Data items:
● ● ●

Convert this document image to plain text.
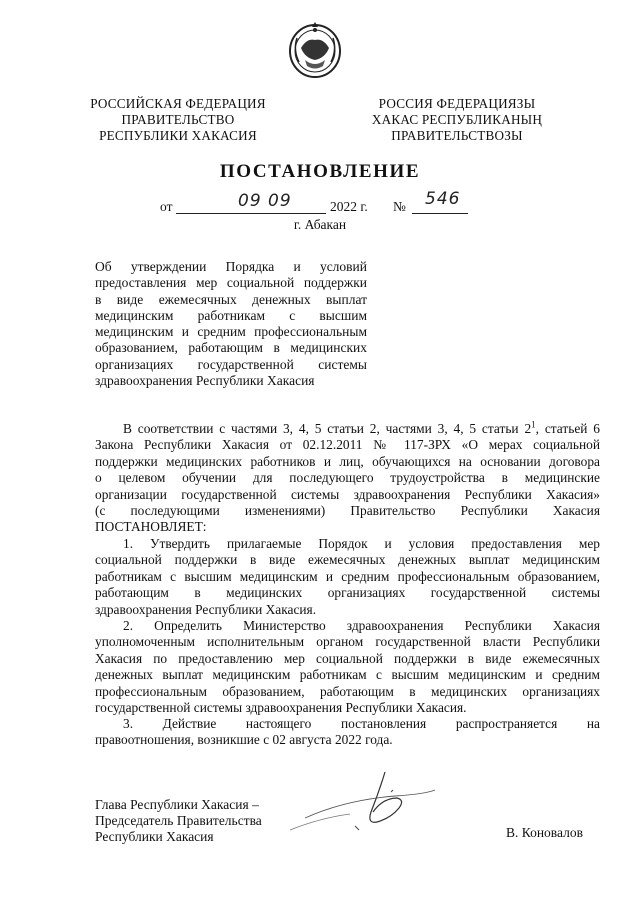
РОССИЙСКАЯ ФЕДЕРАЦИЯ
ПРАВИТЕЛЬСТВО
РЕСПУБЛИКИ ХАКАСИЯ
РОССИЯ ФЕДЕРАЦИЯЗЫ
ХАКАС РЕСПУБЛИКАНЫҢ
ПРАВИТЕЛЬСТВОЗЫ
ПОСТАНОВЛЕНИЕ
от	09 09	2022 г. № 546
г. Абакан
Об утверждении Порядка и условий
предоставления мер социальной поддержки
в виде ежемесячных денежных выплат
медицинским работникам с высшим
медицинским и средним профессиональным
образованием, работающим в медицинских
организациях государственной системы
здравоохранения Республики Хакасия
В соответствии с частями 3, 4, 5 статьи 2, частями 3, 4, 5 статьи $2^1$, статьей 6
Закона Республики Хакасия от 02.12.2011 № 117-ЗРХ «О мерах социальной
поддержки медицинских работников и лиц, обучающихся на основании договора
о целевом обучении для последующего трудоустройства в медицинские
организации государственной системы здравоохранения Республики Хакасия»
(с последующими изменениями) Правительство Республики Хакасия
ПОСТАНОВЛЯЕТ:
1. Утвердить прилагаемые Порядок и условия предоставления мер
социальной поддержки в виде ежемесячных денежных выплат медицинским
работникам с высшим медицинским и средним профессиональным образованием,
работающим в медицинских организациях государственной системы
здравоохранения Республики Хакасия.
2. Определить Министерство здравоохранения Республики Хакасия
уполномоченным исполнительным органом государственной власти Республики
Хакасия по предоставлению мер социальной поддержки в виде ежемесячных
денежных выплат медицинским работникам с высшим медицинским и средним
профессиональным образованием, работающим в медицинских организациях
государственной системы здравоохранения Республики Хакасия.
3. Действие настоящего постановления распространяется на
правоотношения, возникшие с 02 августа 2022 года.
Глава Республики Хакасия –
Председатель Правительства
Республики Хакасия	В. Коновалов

● ● ●

--- What you have to do ---
Pick out every line above that contains the word "средним" and copy it.

--- Result of this task ---
медицинским и средним профессиональным
работникам с высшим медицинским и средним профессиональным образованием,
денежных выплат медицинским работникам с высшим медицинским и средним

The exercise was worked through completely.